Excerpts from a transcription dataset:
•••••
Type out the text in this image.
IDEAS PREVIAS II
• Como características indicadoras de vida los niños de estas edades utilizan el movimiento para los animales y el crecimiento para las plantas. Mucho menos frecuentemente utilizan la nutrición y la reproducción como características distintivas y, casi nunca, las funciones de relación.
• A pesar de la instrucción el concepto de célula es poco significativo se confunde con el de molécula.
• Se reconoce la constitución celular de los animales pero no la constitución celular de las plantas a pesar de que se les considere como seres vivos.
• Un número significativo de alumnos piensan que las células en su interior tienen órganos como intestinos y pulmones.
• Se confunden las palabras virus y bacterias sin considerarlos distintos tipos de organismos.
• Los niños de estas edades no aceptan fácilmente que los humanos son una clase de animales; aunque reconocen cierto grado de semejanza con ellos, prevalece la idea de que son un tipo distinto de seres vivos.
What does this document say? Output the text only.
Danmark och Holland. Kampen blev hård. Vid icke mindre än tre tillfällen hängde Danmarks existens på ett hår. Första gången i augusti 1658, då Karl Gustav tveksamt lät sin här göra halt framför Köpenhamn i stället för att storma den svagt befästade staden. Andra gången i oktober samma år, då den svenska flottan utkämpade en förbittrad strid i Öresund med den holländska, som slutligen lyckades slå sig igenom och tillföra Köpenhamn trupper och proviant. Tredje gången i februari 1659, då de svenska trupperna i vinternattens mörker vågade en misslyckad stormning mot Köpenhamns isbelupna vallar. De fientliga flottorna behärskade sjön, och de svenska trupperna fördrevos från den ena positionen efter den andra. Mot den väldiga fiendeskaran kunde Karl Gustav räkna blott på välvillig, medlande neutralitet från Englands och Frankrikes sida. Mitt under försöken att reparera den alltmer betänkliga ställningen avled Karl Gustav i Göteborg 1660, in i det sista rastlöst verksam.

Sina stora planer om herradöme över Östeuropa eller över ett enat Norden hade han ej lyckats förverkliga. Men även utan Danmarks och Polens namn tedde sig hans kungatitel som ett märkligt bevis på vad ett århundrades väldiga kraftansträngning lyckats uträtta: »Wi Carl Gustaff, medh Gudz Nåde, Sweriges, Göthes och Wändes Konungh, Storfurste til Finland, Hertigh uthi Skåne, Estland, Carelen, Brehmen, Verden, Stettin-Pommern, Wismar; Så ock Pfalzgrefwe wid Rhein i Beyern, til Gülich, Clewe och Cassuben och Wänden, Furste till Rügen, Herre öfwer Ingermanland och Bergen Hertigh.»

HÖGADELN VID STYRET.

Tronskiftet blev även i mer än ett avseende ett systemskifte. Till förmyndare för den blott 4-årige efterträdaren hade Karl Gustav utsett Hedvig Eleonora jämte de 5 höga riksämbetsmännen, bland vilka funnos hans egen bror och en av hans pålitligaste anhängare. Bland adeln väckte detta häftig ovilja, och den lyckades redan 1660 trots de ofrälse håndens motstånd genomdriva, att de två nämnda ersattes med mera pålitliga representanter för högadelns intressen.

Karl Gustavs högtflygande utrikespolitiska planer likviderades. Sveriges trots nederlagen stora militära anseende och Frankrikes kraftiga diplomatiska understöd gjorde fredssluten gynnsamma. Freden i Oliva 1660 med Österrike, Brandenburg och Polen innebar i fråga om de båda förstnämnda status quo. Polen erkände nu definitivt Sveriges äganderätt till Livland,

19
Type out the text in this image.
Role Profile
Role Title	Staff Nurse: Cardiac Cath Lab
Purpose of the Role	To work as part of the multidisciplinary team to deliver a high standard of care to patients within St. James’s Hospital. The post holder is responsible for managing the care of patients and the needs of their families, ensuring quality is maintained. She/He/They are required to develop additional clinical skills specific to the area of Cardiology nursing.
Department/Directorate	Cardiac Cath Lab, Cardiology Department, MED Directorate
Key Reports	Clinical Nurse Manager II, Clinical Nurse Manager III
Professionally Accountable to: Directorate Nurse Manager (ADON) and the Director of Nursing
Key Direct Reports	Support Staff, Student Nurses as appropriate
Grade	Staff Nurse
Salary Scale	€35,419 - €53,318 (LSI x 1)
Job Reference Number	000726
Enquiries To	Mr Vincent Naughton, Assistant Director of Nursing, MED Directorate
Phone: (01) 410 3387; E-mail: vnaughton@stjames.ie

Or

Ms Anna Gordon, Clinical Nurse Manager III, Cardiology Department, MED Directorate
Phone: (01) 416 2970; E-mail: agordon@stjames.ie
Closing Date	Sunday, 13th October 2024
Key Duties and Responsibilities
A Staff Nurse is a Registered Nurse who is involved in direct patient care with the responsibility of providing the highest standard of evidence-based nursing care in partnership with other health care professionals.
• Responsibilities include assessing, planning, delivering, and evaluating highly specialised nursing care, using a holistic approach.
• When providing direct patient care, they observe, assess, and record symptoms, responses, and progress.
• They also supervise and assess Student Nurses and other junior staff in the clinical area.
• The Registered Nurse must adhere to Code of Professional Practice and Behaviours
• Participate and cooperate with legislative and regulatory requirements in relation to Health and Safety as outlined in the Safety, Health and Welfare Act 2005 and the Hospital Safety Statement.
•••••
## [Your goal]
Go through the entries above, and wherever a line holds the word "stjames", copy that line.

## [Your response]
Phone: (01) 410 3387; E-mail: vnaughton@stjames.ie
Phone: (01) 416 2970; E-mail: agordon@stjames.ie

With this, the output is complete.